Chart and figure data:
>>>

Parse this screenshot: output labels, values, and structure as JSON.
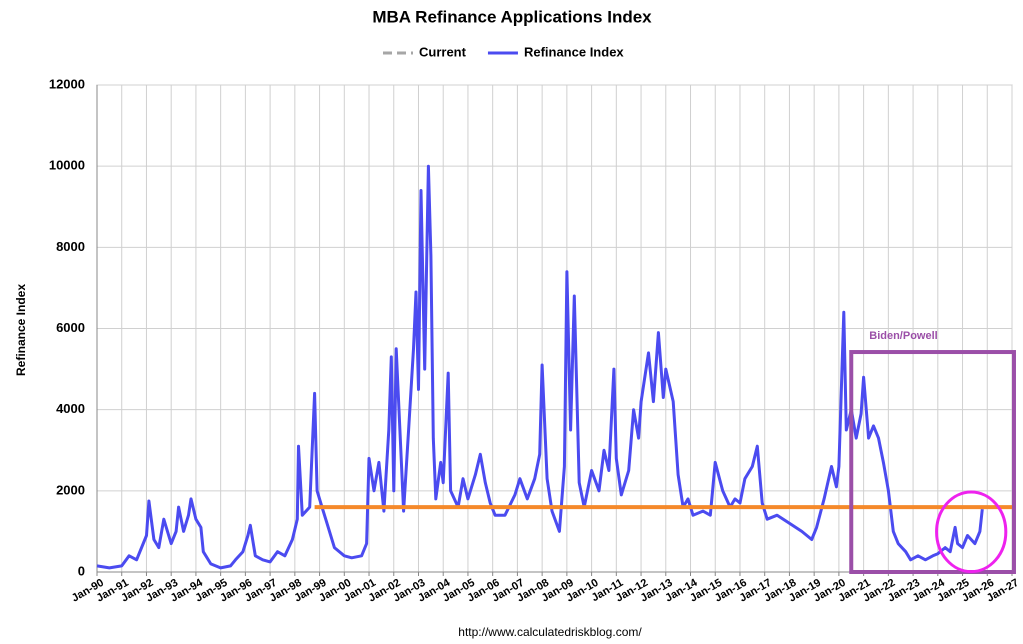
{
  "chart_data": {
    "type": "line",
    "title": "MBA Refinance Applications Index",
    "y_label": "Refinance Index",
    "source": "http://www.calculatedriskblog.com/",
    "xlim": [
      1990,
      2027
    ],
    "ylim": [
      0,
      12000
    ],
    "yticks": [
      0,
      2000,
      4000,
      6000,
      8000,
      10000,
      12000
    ],
    "xticks": [
      {
        "value": 1990,
        "label": "Jan-90"
      },
      {
        "value": 1991,
        "label": "Jan-91"
      },
      {
        "value": 1992,
        "label": "Jan-92"
      },
      {
        "value": 1993,
        "label": "Jan-93"
      },
      {
        "value": 1994,
        "label": "Jan-94"
      },
      {
        "value": 1995,
        "label": "Jan-95"
      },
      {
        "value": 1996,
        "label": "Jan-96"
      },
      {
        "value": 1997,
        "label": "Jan-97"
      },
      {
        "value": 1998,
        "label": "Jan-98"
      },
      {
        "value": 1999,
        "label": "Jan-99"
      },
      {
        "value": 2000,
        "label": "Jan-00"
      },
      {
        "value": 2001,
        "label": "Jan-01"
      },
      {
        "value": 2002,
        "label": "Jan-02"
      },
      {
        "value": 2003,
        "label": "Jan-03"
      },
      {
        "value": 2004,
        "label": "Jan-04"
      },
      {
        "value": 2005,
        "label": "Jan-05"
      },
      {
        "value": 2006,
        "label": "Jan-06"
      },
      {
        "value": 2007,
        "label": "Jan-07"
      },
      {
        "value": 2008,
        "label": "Jan-08"
      },
      {
        "value": 2009,
        "label": "Jan-09"
      },
      {
        "value": 2010,
        "label": "Jan-10"
      },
      {
        "value": 2011,
        "label": "Jan-11"
      },
      {
        "value": 2012,
        "label": "Jan-12"
      },
      {
        "value": 2013,
        "label": "Jan-13"
      },
      {
        "value": 2014,
        "label": "Jan-14"
      },
      {
        "value": 2015,
        "label": "Jan-15"
      },
      {
        "value": 2016,
        "label": "Jan-16"
      },
      {
        "value": 2017,
        "label": "Jan-17"
      },
      {
        "value": 2018,
        "label": "Jan-18"
      },
      {
        "value": 2019,
        "label": "Jan-19"
      },
      {
        "value": 2020,
        "label": "Jan-20"
      },
      {
        "value": 2021,
        "label": "Jan-21"
      },
      {
        "value": 2022,
        "label": "Jan-22"
      },
      {
        "value": 2023,
        "label": "Jan-23"
      },
      {
        "value": 2024,
        "label": "Jan-24"
      },
      {
        "value": 2025,
        "label": "Jan-25"
      },
      {
        "value": 2026,
        "label": "Jan-26"
      },
      {
        "value": 2027,
        "label": "Jan-27"
      }
    ],
    "grid": true,
    "series": [
      {
        "name": "Current",
        "color": "#f5892a",
        "legend_color": "#a6a6a6",
        "dashed_legend": true,
        "x": [
          1998.8,
          2027
        ],
        "values": [
          1600,
          1600
        ]
      },
      {
        "name": "Refinance Index",
        "color": "#4b4bf0",
        "x": [
          1990.0,
          1990.5,
          1991.0,
          1991.3,
          1991.6,
          1992.0,
          1992.1,
          1992.3,
          1992.5,
          1992.7,
          1992.9,
          1993.0,
          1993.2,
          1993.3,
          1993.5,
          1993.7,
          1993.8,
          1994.0,
          1994.2,
          1994.3,
          1994.6,
          1995.0,
          1995.4,
          1995.6,
          1995.9,
          1996.1,
          1996.2,
          1996.4,
          1996.7,
          1997.0,
          1997.3,
          1997.6,
          1997.9,
          1998.1,
          1998.15,
          1998.3,
          1998.6,
          1998.8,
          1998.9,
          1999.1,
          1999.3,
          1999.6,
          2000.0,
          2000.3,
          2000.7,
          2000.9,
          2001.0,
          2001.2,
          2001.4,
          2001.6,
          2001.8,
          2001.9,
          2002.0,
          2002.1,
          2002.4,
          2002.6,
          2002.8,
          2002.9,
          2003.0,
          2003.1,
          2003.25,
          2003.4,
          2003.5,
          2003.6,
          2003.7,
          2003.9,
          2004.0,
          2004.2,
          2004.3,
          2004.6,
          2004.8,
          2005.0,
          2005.3,
          2005.5,
          2005.7,
          2005.9,
          2006.1,
          2006.5,
          2006.9,
          2007.1,
          2007.4,
          2007.7,
          2007.9,
          2008.0,
          2008.2,
          2008.4,
          2008.7,
          2008.9,
          2009.0,
          2009.15,
          2009.3,
          2009.5,
          2009.7,
          2010.0,
          2010.3,
          2010.5,
          2010.7,
          2010.9,
          2011.0,
          2011.2,
          2011.5,
          2011.7,
          2011.9,
          2012.0,
          2012.3,
          2012.5,
          2012.7,
          2012.9,
          2013.0,
          2013.3,
          2013.5,
          2013.7,
          2013.9,
          2014.1,
          2014.5,
          2014.8,
          2015.0,
          2015.3,
          2015.6,
          2015.8,
          2016.0,
          2016.2,
          2016.5,
          2016.7,
          2016.9,
          2017.1,
          2017.5,
          2018.0,
          2018.5,
          2018.9,
          2019.1,
          2019.4,
          2019.7,
          2019.9,
          2020.0,
          2020.2,
          2020.3,
          2020.5,
          2020.7,
          2020.9,
          2021.0,
          2021.2,
          2021.4,
          2021.6,
          2021.8,
          2022.0,
          2022.2,
          2022.4,
          2022.7,
          2022.9,
          2023.2,
          2023.5,
          2023.8,
          2024.0,
          2024.3,
          2024.5,
          2024.7,
          2024.8,
          2025.0,
          2025.2,
          2025.5,
          2025.7,
          2025.8
        ],
        "values": [
          150,
          100,
          150,
          400,
          300,
          900,
          1750,
          800,
          600,
          1300,
          900,
          700,
          1000,
          1600,
          1000,
          1400,
          1800,
          1300,
          1100,
          500,
          200,
          100,
          150,
          300,
          500,
          900,
          1150,
          400,
          300,
          250,
          500,
          400,
          800,
          1300,
          3100,
          1400,
          1600,
          4400,
          2000,
          1600,
          1200,
          600,
          400,
          350,
          400,
          700,
          2800,
          2000,
          2700,
          1500,
          3500,
          5300,
          2000,
          5500,
          1500,
          3500,
          5500,
          6900,
          4500,
          9400,
          5000,
          10000,
          7800,
          3300,
          1800,
          2700,
          2200,
          4900,
          2000,
          1600,
          2300,
          1800,
          2400,
          2900,
          2200,
          1700,
          1400,
          1400,
          1900,
          2300,
          1800,
          2300,
          2900,
          5100,
          2300,
          1500,
          1000,
          2600,
          7400,
          3500,
          6800,
          2200,
          1600,
          2500,
          2000,
          3000,
          2500,
          5000,
          2800,
          1900,
          2500,
          4000,
          3300,
          4200,
          5400,
          4200,
          5900,
          4300,
          5000,
          4200,
          2400,
          1600,
          1800,
          1400,
          1500,
          1400,
          2700,
          2000,
          1600,
          1800,
          1700,
          2300,
          2600,
          3100,
          1700,
          1300,
          1400,
          1200,
          1000,
          800,
          1100,
          1800,
          2600,
          2100,
          2600,
          6400,
          3500,
          4000,
          3300,
          3900,
          4800,
          3300,
          3600,
          3300,
          2700,
          2000,
          1000,
          700,
          500,
          300,
          400,
          300,
          400,
          450,
          600,
          500,
          1100,
          700,
          600,
          900,
          700,
          1000,
          1550
        ]
      }
    ],
    "annotations": [
      {
        "text": "Biden/Powell",
        "shape": "box",
        "color": "#9b4fa8",
        "x": [
          2020.5,
          2027.08
        ],
        "y": [
          0,
          5420
        ]
      },
      {
        "shape": "ellipse",
        "color": "#ee22ee",
        "cx": 2025.35,
        "cy": 990,
        "rx": 1.4,
        "ry": 980
      }
    ]
  }
}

<<<

§ Aim: Pictures are to be left out; the records above must be repeated word for word.

§ Solved exercise:
Parse this screenshot: output labels, values, and structure as JSON.
{
  "chart_data": {
    "type": "line",
    "title": "MBA Refinance Applications Index",
    "y_label": "Refinance Index",
    "source": "http://www.calculatedriskblog.com/",
    "xlim": [
      1990,
      2027
    ],
    "ylim": [
      0,
      12000
    ],
    "yticks": [
      0,
      2000,
      4000,
      6000,
      8000,
      10000,
      12000
    ],
    "xticks": [
      {
        "value": 1990,
        "label": "Jan-90"
      },
      {
        "value": 1991,
        "label": "Jan-91"
      },
      {
        "value": 1992,
        "label": "Jan-92"
      },
      {
        "value": 1993,
        "label": "Jan-93"
      },
      {
        "value": 1994,
        "label": "Jan-94"
      },
      {
        "value": 1995,
        "label": "Jan-95"
      },
      {
        "value": 1996,
        "label": "Jan-96"
      },
      {
        "value": 1997,
        "label": "Jan-97"
      },
      {
        "value": 1998,
        "label": "Jan-98"
      },
      {
        "value": 1999,
        "label": "Jan-99"
      },
      {
        "value": 2000,
        "label": "Jan-00"
      },
      {
        "value": 2001,
        "label": "Jan-01"
      },
      {
        "value": 2002,
        "label": "Jan-02"
      },
      {
        "value": 2003,
        "label": "Jan-03"
      },
      {
        "value": 2004,
        "label": "Jan-04"
      },
      {
        "value": 2005,
        "label": "Jan-05"
      },
      {
        "value": 2006,
        "label": "Jan-06"
      },
      {
        "value": 2007,
        "label": "Jan-07"
      },
      {
        "value": 2008,
        "label": "Jan-08"
      },
      {
        "value": 2009,
        "label": "Jan-09"
      },
      {
        "value": 2010,
        "label": "Jan-10"
      },
      {
        "value": 2011,
        "label": "Jan-11"
      },
      {
        "value": 2012,
        "label": "Jan-12"
      },
      {
        "value": 2013,
        "label": "Jan-13"
      },
      {
        "value": 2014,
        "label": "Jan-14"
      },
      {
        "value": 2015,
        "label": "Jan-15"
      },
      {
        "value": 2016,
        "label": "Jan-16"
      },
      {
        "value": 2017,
        "label": "Jan-17"
      },
      {
        "value": 2018,
        "label": "Jan-18"
      },
      {
        "value": 2019,
        "label": "Jan-19"
      },
      {
        "value": 2020,
        "label": "Jan-20"
      },
      {
        "value": 2021,
        "label": "Jan-21"
      },
      {
        "value": 2022,
        "label": "Jan-22"
      },
      {
        "value": 2023,
        "label": "Jan-23"
      },
      {
        "value": 2024,
        "label": "Jan-24"
      },
      {
        "value": 2025,
        "label": "Jan-25"
      },
      {
        "value": 2026,
        "label": "Jan-26"
      },
      {
        "value": 2027,
        "label": "Jan-27"
      }
    ],
    "grid": true,
    "series": [
      {
        "name": "Current",
        "color": "#f5892a",
        "legend_color": "#a6a6a6",
        "dashed_legend": true,
        "x": [
          1998.8,
          2027
        ],
        "values": [
          1600,
          1600
        ]
      },
      {
        "name": "Refinance Index",
        "color": "#4b4bf0",
        "x": [
          1990.0,
          1990.5,
          1991.0,
          1991.3,
          1991.6,
          1992.0,
          1992.1,
          1992.3,
          1992.5,
          1992.7,
          1992.9,
          1993.0,
          1993.2,
          1993.3,
          1993.5,
          1993.7,
          1993.8,
          1994.0,
          1994.2,
          1994.3,
          1994.6,
          1995.0,
          1995.4,
          1995.6,
          1995.9,
          1996.1,
          1996.2,
          1996.4,
          1996.7,
          1997.0,
          1997.3,
          1997.6,
          1997.9,
          1998.1,
          1998.15,
          1998.3,
          1998.6,
          1998.8,
          1998.9,
          1999.1,
          1999.3,
          1999.6,
          2000.0,
          2000.3,
          2000.7,
          2000.9,
          2001.0,
          2001.2,
          2001.4,
          2001.6,
          2001.8,
          2001.9,
          2002.0,
          2002.1,
          2002.4,
          2002.6,
          2002.8,
          2002.9,
          2003.0,
          2003.1,
          2003.25,
          2003.4,
          2003.5,
          2003.6,
          2003.7,
          2003.9,
          2004.0,
          2004.2,
          2004.3,
          2004.6,
          2004.8,
          2005.0,
          2005.3,
          2005.5,
          2005.7,
          2005.9,
          2006.1,
          2006.5,
          2006.9,
          2007.1,
          2007.4,
          2007.7,
          2007.9,
          2008.0,
          2008.2,
          2008.4,
          2008.7,
          2008.9,
          2009.0,
          2009.15,
          2009.3,
          2009.5,
          2009.7,
          2010.0,
          2010.3,
          2010.5,
          2010.7,
          2010.9,
          2011.0,
          2011.2,
          2011.5,
          2011.7,
          2011.9,
          2012.0,
          2012.3,
          2012.5,
          2012.7,
          2012.9,
          2013.0,
          2013.3,
          2013.5,
          2013.7,
          2013.9,
          2014.1,
          2014.5,
          2014.8,
          2015.0,
          2015.3,
          2015.6,
          2015.8,
          2016.0,
          2016.2,
          2016.5,
          2016.7,
          2016.9,
          2017.1,
          2017.5,
          2018.0,
          2018.5,
          2018.9,
          2019.1,
          2019.4,
          2019.7,
          2019.9,
          2020.0,
          2020.2,
          2020.3,
          2020.5,
          2020.7,
          2020.9,
          2021.0,
          2021.2,
          2021.4,
          2021.6,
          2021.8,
          2022.0,
          2022.2,
          2022.4,
          2022.7,
          2022.9,
          2023.2,
          2023.5,
          2023.8,
          2024.0,
          2024.3,
          2024.5,
          2024.7,
          2024.8,
          2025.0,
          2025.2,
          2025.5,
          2025.7,
          2025.8
        ],
        "values": [
          150,
          100,
          150,
          400,
          300,
          900,
          1750,
          800,
          600,
          1300,
          900,
          700,
          1000,
          1600,
          1000,
          1400,
          1800,
          1300,
          1100,
          500,
          200,
          100,
          150,
          300,
          500,
          900,
          1150,
          400,
          300,
          250,
          500,
          400,
          800,
          1300,
          3100,
          1400,
          1600,
          4400,
          2000,
          1600,
          1200,
          600,
          400,
          350,
          400,
          700,
          2800,
          2000,
          2700,
          1500,
          3500,
          5300,
          2000,
          5500,
          1500,
          3500,
          5500,
          6900,
          4500,
          9400,
          5000,
          10000,
          7800,
          3300,
          1800,
          2700,
          2200,
          4900,
          2000,
          1600,
          2300,
          1800,
          2400,
          2900,
          2200,
          1700,
          1400,
          1400,
          1900,
          2300,
          1800,
          2300,
          2900,
          5100,
          2300,
          1500,
          1000,
          2600,
          7400,
          3500,
          6800,
          2200,
          1600,
          2500,
          2000,
          3000,
          2500,
          5000,
          2800,
          1900,
          2500,
          4000,
          3300,
          4200,
          5400,
          4200,
          5900,
          4300,
          5000,
          4200,
          2400,
          1600,
          1800,
          1400,
          1500,
          1400,
          2700,
          2000,
          1600,
          1800,
          1700,
          2300,
          2600,
          3100,
          1700,
          1300,
          1400,
          1200,
          1000,
          800,
          1100,
          1800,
          2600,
          2100,
          2600,
          6400,
          3500,
          4000,
          3300,
          3900,
          4800,
          3300,
          3600,
          3300,
          2700,
          2000,
          1000,
          700,
          500,
          300,
          400,
          300,
          400,
          450,
          600,
          500,
          1100,
          700,
          600,
          900,
          700,
          1000,
          1550
        ]
      }
    ],
    "annotations": [
      {
        "text": "Biden/Powell",
        "shape": "box",
        "color": "#9b4fa8",
        "x": [
          2020.5,
          2027.08
        ],
        "y": [
          0,
          5420
        ]
      },
      {
        "shape": "ellipse",
        "color": "#ee22ee",
        "cx": 2025.35,
        "cy": 990,
        "rx": 1.4,
        "ry": 980
      }
    ]
  }
}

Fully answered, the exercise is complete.